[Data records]

▬▬▬▬▬▬▬▬▬▬

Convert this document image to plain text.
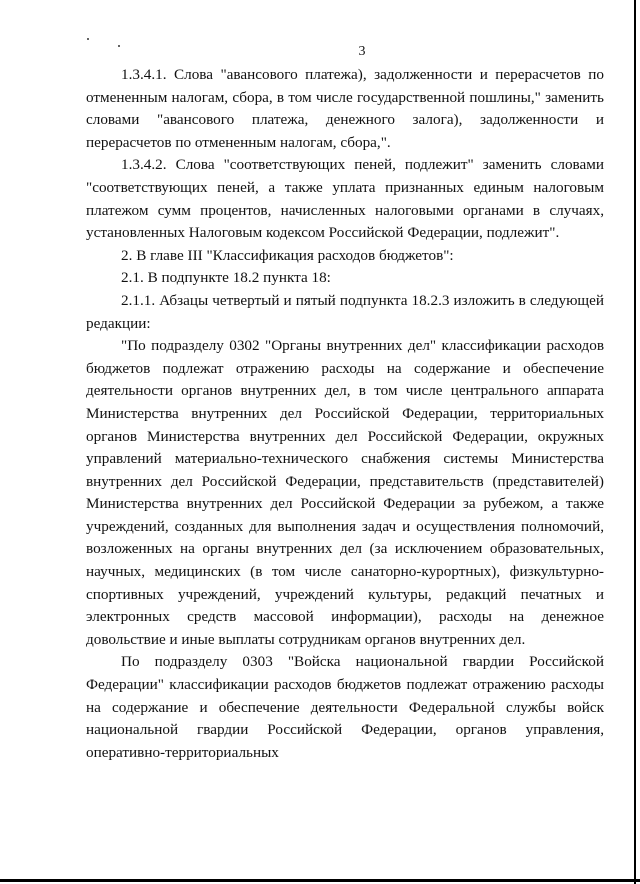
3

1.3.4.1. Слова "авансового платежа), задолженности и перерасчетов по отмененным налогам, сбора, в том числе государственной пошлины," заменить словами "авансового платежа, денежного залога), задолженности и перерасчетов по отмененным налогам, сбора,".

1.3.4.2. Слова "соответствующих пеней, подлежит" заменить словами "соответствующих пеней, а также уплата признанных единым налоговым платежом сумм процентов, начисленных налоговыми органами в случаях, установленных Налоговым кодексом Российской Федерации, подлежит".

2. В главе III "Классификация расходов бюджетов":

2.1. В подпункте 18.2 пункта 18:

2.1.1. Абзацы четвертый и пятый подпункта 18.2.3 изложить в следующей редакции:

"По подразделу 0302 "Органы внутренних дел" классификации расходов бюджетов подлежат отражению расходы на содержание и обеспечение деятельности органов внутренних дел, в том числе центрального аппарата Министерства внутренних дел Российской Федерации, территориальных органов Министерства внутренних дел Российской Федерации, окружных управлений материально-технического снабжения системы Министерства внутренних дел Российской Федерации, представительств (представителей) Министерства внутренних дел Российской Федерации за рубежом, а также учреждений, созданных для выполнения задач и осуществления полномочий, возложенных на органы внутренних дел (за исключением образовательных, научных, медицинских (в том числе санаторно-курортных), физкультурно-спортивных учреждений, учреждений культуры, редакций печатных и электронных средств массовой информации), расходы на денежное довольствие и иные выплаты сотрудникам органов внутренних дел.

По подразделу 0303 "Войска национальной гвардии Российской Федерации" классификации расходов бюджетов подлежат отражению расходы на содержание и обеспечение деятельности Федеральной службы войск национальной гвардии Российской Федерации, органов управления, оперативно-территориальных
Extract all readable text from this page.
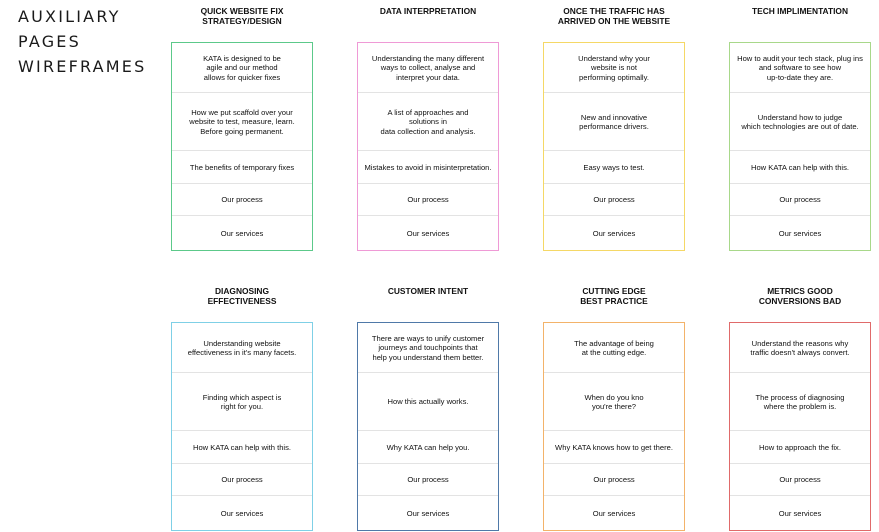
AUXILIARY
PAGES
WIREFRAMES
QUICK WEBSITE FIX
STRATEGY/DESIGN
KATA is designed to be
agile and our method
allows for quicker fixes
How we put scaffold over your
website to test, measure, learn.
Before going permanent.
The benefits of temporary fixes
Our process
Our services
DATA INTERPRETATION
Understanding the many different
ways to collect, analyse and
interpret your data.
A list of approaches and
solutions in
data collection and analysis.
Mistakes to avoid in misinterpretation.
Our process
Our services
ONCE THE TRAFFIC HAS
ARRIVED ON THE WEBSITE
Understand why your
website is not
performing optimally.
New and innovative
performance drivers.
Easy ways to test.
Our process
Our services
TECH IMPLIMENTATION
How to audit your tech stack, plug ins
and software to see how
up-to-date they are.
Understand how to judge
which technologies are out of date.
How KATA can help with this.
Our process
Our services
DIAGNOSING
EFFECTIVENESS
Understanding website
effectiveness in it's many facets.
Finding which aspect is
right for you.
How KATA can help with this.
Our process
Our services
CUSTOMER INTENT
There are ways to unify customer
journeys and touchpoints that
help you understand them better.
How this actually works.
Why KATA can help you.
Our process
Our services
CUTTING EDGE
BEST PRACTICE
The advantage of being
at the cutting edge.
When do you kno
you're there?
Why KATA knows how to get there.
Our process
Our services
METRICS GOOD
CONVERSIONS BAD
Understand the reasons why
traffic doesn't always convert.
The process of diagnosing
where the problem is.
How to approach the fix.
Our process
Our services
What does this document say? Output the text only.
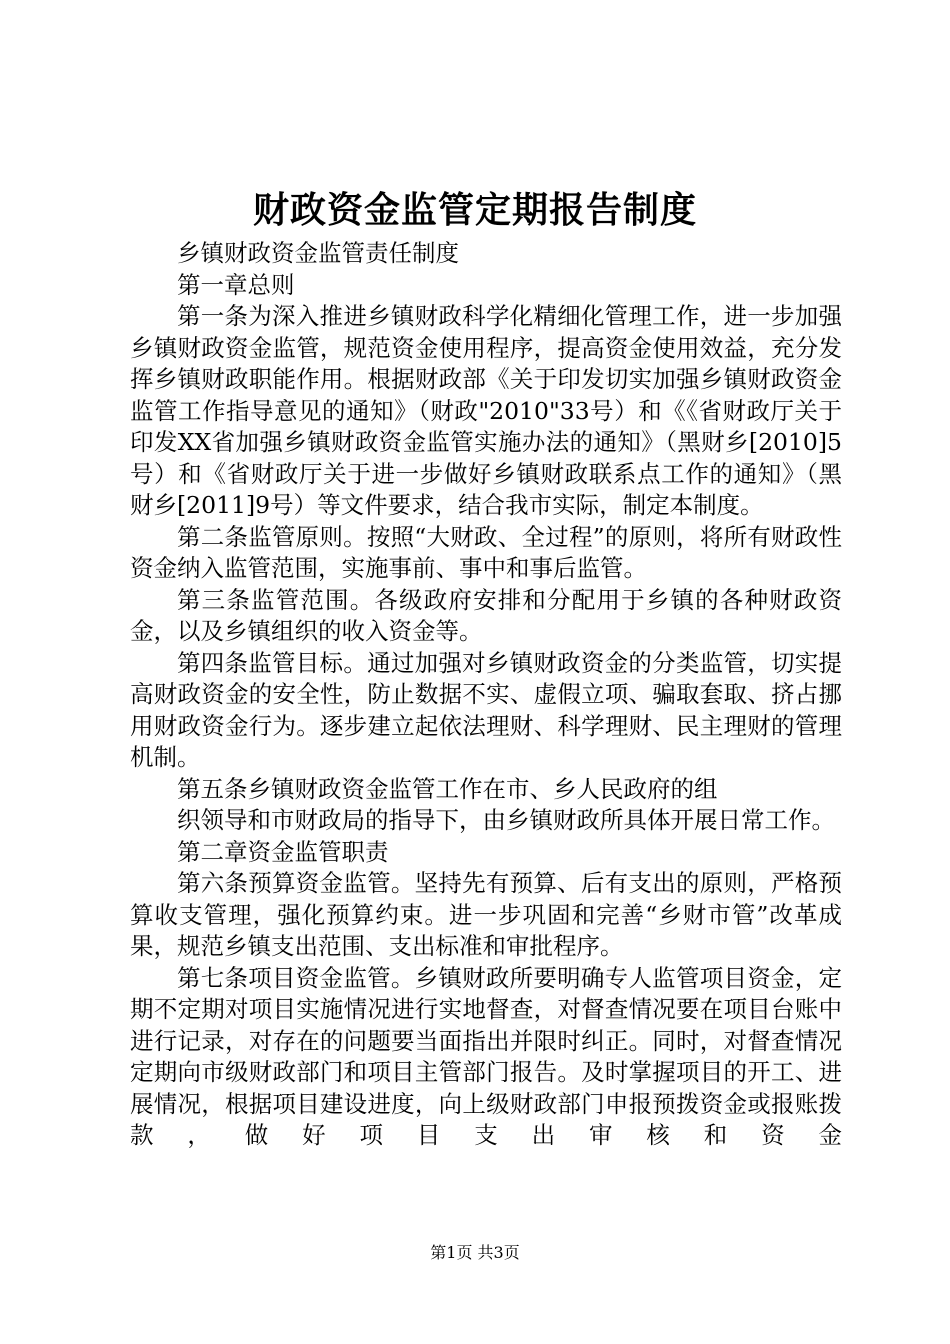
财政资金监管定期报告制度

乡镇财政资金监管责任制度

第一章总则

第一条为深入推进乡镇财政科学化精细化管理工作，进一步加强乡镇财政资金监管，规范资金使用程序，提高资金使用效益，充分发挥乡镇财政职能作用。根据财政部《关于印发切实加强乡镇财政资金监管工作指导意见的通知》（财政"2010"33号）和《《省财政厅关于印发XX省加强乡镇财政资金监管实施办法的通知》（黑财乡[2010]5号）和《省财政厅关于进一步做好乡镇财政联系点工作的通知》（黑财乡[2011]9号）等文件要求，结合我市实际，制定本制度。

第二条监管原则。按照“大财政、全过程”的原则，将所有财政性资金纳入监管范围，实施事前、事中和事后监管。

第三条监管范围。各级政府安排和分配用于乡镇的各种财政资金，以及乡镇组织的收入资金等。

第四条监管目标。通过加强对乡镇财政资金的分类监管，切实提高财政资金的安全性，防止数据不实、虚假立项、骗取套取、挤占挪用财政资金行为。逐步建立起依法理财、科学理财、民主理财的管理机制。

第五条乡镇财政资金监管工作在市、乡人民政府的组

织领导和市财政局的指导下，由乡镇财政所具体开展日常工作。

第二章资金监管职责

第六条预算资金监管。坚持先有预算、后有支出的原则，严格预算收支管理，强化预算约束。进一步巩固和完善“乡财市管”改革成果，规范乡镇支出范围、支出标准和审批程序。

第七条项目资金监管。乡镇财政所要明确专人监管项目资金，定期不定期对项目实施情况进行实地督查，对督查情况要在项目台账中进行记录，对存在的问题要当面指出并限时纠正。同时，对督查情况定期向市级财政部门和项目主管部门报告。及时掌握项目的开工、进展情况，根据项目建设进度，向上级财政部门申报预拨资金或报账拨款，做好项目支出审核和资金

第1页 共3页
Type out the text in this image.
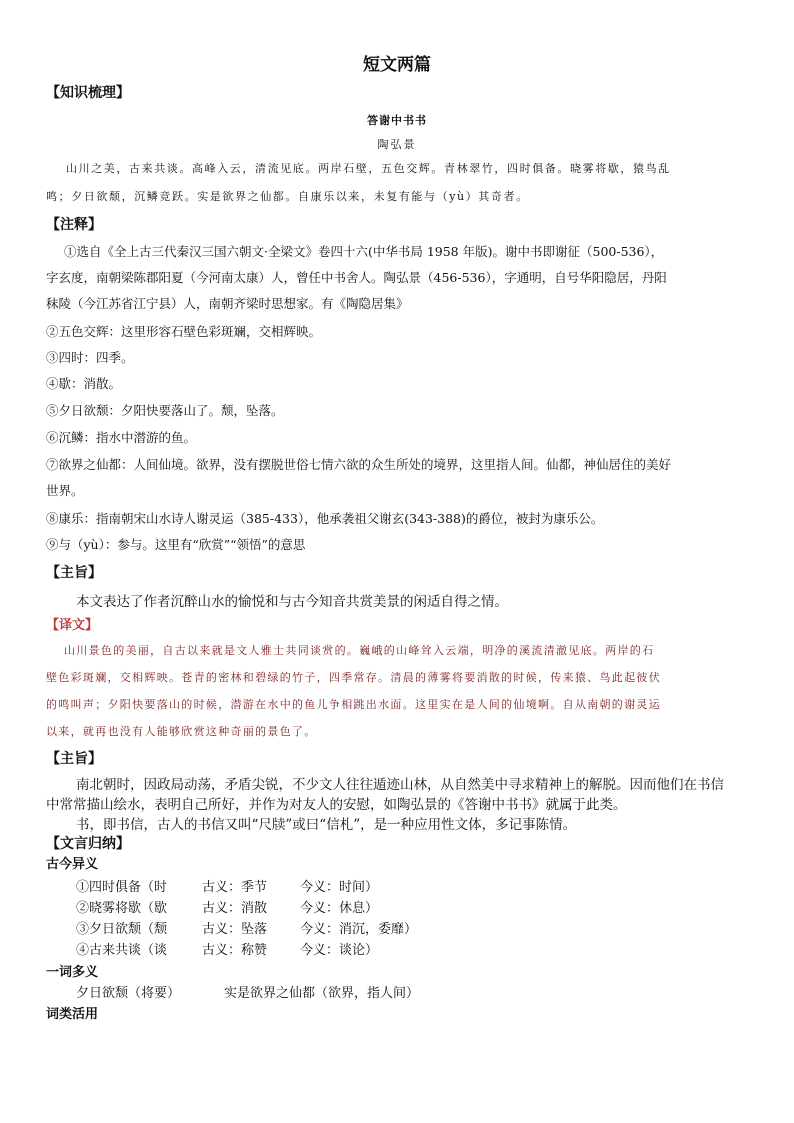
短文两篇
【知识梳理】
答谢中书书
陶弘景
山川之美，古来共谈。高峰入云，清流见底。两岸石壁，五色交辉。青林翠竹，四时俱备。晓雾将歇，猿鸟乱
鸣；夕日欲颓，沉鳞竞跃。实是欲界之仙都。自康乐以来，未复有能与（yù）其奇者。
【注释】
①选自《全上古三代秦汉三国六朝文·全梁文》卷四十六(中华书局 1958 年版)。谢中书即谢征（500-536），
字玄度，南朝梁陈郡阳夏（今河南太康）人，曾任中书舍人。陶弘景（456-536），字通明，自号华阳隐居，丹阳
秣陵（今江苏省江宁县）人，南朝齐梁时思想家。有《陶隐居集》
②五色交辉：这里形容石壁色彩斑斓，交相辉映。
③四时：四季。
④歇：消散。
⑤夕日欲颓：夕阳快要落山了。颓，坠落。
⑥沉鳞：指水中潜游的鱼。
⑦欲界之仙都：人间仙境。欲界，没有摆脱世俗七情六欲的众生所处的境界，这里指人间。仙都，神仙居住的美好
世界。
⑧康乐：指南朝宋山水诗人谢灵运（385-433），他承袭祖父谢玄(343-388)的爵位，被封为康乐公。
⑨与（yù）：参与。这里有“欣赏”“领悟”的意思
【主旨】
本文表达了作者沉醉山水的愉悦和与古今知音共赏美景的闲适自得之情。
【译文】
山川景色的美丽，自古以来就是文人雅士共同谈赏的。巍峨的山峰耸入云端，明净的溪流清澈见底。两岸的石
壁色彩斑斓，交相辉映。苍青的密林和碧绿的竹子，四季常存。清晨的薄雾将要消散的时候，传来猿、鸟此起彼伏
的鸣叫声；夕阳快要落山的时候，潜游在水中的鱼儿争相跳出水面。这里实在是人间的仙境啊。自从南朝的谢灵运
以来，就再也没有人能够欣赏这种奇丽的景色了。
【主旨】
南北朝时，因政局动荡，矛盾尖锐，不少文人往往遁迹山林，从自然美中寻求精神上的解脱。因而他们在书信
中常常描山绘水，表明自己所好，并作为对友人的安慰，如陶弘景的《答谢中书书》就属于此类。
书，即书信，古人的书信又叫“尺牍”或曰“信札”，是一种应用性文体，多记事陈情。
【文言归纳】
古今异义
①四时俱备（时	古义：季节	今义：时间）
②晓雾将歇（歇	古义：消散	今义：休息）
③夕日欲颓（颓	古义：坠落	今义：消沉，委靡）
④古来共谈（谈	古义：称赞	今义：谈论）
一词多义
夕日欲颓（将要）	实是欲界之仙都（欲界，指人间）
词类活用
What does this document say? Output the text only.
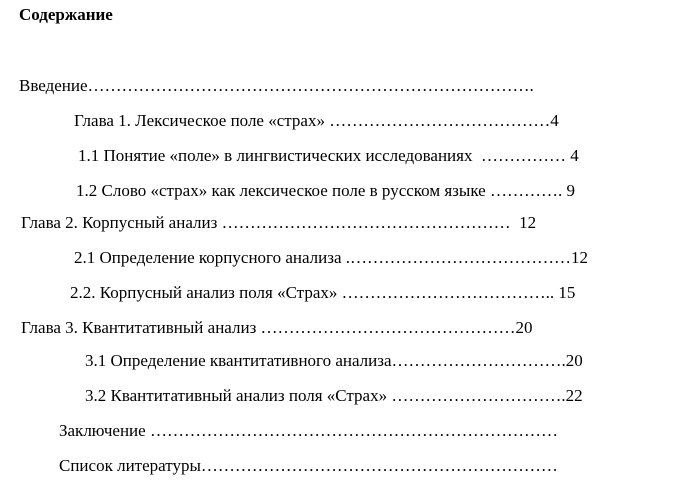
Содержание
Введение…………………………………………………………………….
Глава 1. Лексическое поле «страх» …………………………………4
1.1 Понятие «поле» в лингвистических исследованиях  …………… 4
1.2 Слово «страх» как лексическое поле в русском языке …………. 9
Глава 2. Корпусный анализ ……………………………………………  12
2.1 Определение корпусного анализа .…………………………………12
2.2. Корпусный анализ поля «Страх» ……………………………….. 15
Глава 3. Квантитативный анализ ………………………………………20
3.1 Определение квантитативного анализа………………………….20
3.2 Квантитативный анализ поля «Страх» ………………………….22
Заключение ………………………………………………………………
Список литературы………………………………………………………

▬▬▬▬▬▬▬▬▬▬

__What is being asked__:
Return every line of the preceding records in which the word "Квантитативный" appears.

__The output__:
Глава 3. Квантитативный анализ ………………………………………20
3.2 Квантитативный анализ поля «Страх» ………………………….22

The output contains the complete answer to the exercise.